BEGIN DATA IN THIS EXERCISE

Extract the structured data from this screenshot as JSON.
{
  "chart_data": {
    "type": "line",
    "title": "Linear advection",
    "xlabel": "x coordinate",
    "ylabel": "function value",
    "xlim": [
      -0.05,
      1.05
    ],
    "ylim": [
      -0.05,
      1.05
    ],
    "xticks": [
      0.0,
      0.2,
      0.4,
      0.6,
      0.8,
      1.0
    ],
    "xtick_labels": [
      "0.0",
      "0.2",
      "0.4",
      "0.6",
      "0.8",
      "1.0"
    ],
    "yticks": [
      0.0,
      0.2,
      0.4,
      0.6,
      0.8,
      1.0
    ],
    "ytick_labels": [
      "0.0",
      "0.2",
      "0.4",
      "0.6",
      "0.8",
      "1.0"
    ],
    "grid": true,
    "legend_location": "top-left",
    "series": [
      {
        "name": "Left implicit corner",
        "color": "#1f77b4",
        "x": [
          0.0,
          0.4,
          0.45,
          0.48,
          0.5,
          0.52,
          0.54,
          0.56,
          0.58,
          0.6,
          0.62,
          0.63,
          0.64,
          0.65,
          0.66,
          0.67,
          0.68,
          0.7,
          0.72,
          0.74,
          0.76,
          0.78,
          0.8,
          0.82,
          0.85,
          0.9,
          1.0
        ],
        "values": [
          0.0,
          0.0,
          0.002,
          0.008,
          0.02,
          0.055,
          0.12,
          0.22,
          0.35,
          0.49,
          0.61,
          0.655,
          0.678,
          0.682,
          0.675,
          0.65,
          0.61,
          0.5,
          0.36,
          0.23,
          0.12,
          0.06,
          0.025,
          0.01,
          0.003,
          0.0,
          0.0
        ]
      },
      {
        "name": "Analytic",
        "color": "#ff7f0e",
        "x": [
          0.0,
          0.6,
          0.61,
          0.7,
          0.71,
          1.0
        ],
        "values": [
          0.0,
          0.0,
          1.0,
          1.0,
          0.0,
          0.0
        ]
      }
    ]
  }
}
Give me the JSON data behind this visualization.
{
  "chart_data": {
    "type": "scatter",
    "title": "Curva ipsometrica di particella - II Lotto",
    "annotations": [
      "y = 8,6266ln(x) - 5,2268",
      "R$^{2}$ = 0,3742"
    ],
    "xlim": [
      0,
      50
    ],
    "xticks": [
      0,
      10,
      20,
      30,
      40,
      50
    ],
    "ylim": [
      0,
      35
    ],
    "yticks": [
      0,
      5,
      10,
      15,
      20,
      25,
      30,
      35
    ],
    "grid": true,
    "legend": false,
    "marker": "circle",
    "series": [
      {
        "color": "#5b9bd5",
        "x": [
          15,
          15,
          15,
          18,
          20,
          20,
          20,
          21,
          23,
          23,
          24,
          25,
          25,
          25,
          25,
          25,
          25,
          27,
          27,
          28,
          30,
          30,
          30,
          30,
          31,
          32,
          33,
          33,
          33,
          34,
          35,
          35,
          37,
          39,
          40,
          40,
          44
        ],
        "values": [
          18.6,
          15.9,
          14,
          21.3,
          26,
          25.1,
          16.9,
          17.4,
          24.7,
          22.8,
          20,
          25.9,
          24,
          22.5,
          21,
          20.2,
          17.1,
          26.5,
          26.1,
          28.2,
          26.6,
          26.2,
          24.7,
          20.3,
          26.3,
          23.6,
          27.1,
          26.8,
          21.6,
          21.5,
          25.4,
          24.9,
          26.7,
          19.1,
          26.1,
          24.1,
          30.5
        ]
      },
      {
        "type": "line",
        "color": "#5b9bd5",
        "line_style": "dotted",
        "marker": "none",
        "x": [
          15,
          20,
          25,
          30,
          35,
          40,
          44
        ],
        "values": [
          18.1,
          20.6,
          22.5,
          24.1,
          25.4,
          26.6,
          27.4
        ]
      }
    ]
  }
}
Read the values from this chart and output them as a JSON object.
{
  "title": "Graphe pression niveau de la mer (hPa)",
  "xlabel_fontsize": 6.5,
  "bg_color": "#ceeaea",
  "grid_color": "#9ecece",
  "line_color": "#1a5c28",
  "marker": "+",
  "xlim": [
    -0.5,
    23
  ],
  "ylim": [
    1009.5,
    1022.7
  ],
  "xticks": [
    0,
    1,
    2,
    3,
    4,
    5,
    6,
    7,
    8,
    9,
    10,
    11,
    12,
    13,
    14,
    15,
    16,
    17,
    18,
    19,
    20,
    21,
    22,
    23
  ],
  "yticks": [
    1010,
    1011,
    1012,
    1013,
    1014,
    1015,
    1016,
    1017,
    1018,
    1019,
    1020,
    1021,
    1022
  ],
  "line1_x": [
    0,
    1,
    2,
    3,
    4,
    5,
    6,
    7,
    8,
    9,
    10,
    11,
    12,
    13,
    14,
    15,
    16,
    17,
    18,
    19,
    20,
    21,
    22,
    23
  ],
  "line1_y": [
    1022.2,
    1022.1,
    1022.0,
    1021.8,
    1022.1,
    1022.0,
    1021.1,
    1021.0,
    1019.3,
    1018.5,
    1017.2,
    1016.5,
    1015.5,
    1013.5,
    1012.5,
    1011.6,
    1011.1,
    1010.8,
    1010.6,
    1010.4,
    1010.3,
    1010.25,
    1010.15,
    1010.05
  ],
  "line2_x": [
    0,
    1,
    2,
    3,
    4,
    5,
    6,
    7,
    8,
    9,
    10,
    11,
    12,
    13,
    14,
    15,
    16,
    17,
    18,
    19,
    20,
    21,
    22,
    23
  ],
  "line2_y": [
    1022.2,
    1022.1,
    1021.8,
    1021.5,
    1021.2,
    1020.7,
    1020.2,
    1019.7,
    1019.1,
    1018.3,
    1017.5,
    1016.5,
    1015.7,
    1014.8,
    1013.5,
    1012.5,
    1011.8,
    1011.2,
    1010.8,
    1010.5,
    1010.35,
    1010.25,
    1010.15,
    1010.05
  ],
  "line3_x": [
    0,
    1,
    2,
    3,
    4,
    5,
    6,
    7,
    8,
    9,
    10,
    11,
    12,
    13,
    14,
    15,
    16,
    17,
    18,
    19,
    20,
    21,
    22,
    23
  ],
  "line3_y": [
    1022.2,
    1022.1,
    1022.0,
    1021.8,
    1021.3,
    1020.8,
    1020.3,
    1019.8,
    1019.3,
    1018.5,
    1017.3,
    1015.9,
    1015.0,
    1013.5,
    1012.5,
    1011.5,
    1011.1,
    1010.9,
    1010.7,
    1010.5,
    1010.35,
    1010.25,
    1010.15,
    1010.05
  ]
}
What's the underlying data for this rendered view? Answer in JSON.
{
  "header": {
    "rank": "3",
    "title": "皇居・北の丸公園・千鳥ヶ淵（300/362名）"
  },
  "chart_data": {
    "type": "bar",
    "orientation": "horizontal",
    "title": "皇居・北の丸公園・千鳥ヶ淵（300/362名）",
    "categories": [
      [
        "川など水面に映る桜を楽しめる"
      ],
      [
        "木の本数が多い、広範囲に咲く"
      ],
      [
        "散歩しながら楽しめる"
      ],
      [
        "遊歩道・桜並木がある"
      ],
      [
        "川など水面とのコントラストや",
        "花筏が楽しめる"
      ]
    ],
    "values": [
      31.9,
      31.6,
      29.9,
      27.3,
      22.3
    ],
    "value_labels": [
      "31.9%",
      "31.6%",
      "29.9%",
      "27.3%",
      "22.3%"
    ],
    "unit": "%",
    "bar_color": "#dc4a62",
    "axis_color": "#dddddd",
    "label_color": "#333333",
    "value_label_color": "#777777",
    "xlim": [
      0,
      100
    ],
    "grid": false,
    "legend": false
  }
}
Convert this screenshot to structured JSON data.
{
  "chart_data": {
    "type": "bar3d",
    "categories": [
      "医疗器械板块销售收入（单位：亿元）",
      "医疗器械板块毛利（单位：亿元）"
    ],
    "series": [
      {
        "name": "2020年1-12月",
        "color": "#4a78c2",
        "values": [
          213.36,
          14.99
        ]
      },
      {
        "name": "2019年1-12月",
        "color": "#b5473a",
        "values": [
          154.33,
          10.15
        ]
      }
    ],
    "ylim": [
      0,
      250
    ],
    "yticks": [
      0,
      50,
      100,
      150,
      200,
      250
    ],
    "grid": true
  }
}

END DATA IN THIS EXERCISE

_TO DO_: Take every line from the one containing "Convert this screenshot" to the end of the listing and output it exactly, with nothing else.

_WRITTEN RESPONSE_:
Convert this screenshot to structured JSON data.
{
  "chart_data": {
    "type": "bar3d",
    "categories": [
      "医疗器械板块销售收入（单位：亿元）",
      "医疗器械板块毛利（单位：亿元）"
    ],
    "series": [
      {
        "name": "2020年1-12月",
        "color": "#4a78c2",
        "values": [
          213.36,
          14.99
        ]
      },
      {
        "name": "2019年1-12月",
        "color": "#b5473a",
        "values": [
          154.33,
          10.15
        ]
      }
    ],
    "ylim": [
      0,
      250
    ],
    "yticks": [
      0,
      50,
      100,
      150,
      200,
      250
    ],
    "grid": true
  }
}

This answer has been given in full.